[Stored dataset records]
(begin)

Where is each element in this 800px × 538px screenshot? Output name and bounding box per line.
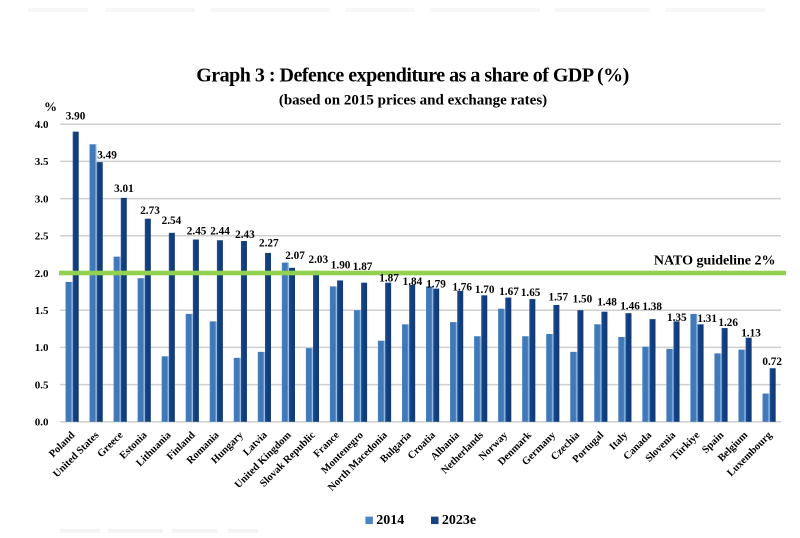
svg-text:2.45: 2.45: [187, 226, 207, 238]
svg-text:NATO guideline 2%: NATO guideline 2%: [654, 254, 776, 269]
svg-text:3.90: 3.90: [66, 111, 86, 123]
svg-text:2.27: 2.27: [259, 238, 279, 250]
svg-text:2.54: 2.54: [162, 215, 182, 227]
svg-text:1.26: 1.26: [718, 317, 738, 329]
svg-text:2.0: 2.0: [35, 268, 49, 280]
svg-text:3.5: 3.5: [35, 156, 49, 168]
svg-text:2.44: 2.44: [210, 226, 230, 238]
svg-text:(based on 2015 prices and exch: (based on 2015 prices and exchange rates…: [279, 92, 547, 108]
svg-text:2014: 2014: [376, 513, 404, 528]
svg-text:1.84: 1.84: [403, 276, 423, 288]
svg-text:1.87: 1.87: [379, 273, 399, 285]
svg-text:2.07: 2.07: [285, 250, 305, 262]
svg-text:2023e: 2023e: [442, 513, 476, 528]
svg-text:1.0: 1.0: [35, 342, 49, 354]
svg-text:1.87: 1.87: [353, 261, 373, 273]
svg-text:1.38: 1.38: [642, 301, 662, 313]
svg-text:1.48: 1.48: [597, 297, 617, 309]
svg-text:1.31: 1.31: [697, 313, 717, 325]
svg-text:%: %: [44, 99, 57, 114]
svg-text:1.5: 1.5: [35, 305, 49, 317]
svg-text:3.0: 3.0: [35, 193, 49, 205]
svg-text:2.5: 2.5: [35, 231, 49, 243]
svg-text:1.90: 1.90: [331, 260, 351, 272]
svg-text:4.0: 4.0: [35, 119, 49, 131]
svg-text:3.49: 3.49: [97, 149, 117, 161]
svg-text:1.79: 1.79: [426, 279, 446, 291]
svg-text:1.46: 1.46: [620, 301, 640, 313]
svg-text:0.72: 0.72: [762, 356, 782, 368]
svg-text:1.65: 1.65: [521, 287, 541, 299]
svg-text:1.13: 1.13: [741, 328, 761, 340]
svg-text:2.43: 2.43: [235, 229, 255, 241]
svg-text:Graph 3 : Defence expenditure: Graph 3 : Defence expenditure as a share…: [196, 64, 629, 86]
svg-text:3.01: 3.01: [114, 183, 134, 195]
svg-text:1.50: 1.50: [573, 293, 593, 305]
svg-text:1.76: 1.76: [452, 281, 472, 293]
svg-text:0.5: 0.5: [35, 379, 49, 391]
svg-text:1.35: 1.35: [667, 312, 687, 324]
svg-text:2.73: 2.73: [140, 205, 160, 217]
svg-text:1.67: 1.67: [499, 286, 519, 298]
svg-text:0.0: 0.0: [35, 417, 49, 429]
svg-text:2.03: 2.03: [309, 254, 329, 266]
svg-text:1.70: 1.70: [475, 284, 495, 296]
svg-text:1.57: 1.57: [549, 292, 569, 304]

(end)

Reproduce the lines of the records above word for word, omitting the pictures.

Where is each element in this 800px × 538px screenshot? Output name and bounding box per line.
svg-text:2.45: 2.45: [187, 226, 207, 238]
svg-text:NATO guideline 2%: NATO guideline 2%: [654, 254, 776, 269]
svg-text:3.90: 3.90: [66, 111, 86, 123]
svg-text:2.27: 2.27: [259, 238, 279, 250]
svg-text:2.54: 2.54: [162, 215, 182, 227]
svg-text:1.26: 1.26: [718, 317, 738, 329]
svg-text:2.0: 2.0: [35, 268, 49, 280]
svg-text:3.5: 3.5: [35, 156, 49, 168]
svg-text:2.44: 2.44: [210, 226, 230, 238]
svg-text:(based on 2015 prices and exch: (based on 2015 prices and exchange rates…: [279, 92, 547, 108]
svg-text:2014: 2014: [376, 513, 404, 528]
svg-text:1.84: 1.84: [403, 276, 423, 288]
svg-text:1.87: 1.87: [379, 273, 399, 285]
svg-text:2.07: 2.07: [285, 250, 305, 262]
svg-text:2023e: 2023e: [442, 513, 476, 528]
svg-text:1.0: 1.0: [35, 342, 49, 354]
svg-text:1.87: 1.87: [353, 261, 373, 273]
svg-text:1.38: 1.38: [642, 301, 662, 313]
svg-text:1.48: 1.48: [597, 297, 617, 309]
svg-text:1.31: 1.31: [697, 313, 717, 325]
svg-text:%: %: [44, 99, 57, 114]
svg-text:1.5: 1.5: [35, 305, 49, 317]
svg-text:3.0: 3.0: [35, 193, 49, 205]
svg-text:2.5: 2.5: [35, 231, 49, 243]
svg-text:1.90: 1.90: [331, 260, 351, 272]
svg-text:4.0: 4.0: [35, 119, 49, 131]
svg-text:3.49: 3.49: [97, 149, 117, 161]
svg-text:1.79: 1.79: [426, 279, 446, 291]
svg-text:1.46: 1.46: [620, 301, 640, 313]
svg-text:0.72: 0.72: [762, 356, 782, 368]
svg-text:1.65: 1.65: [521, 287, 541, 299]
svg-text:1.13: 1.13: [741, 328, 761, 340]
svg-text:2.43: 2.43: [235, 229, 255, 241]
svg-text:Graph 3 : Defence expenditure: Graph 3 : Defence expenditure as a share…: [196, 64, 629, 86]
svg-text:3.01: 3.01: [114, 183, 134, 195]
svg-text:1.50: 1.50: [573, 293, 593, 305]
svg-text:1.76: 1.76: [452, 281, 472, 293]
svg-text:0.5: 0.5: [35, 379, 49, 391]
svg-text:1.35: 1.35: [667, 312, 687, 324]
svg-text:2.73: 2.73: [140, 205, 160, 217]
svg-text:1.67: 1.67: [499, 286, 519, 298]
svg-text:0.0: 0.0: [35, 417, 49, 429]
svg-text:2.03: 2.03: [309, 254, 329, 266]
svg-text:1.70: 1.70: [475, 284, 495, 296]
svg-text:1.57: 1.57: [549, 292, 569, 304]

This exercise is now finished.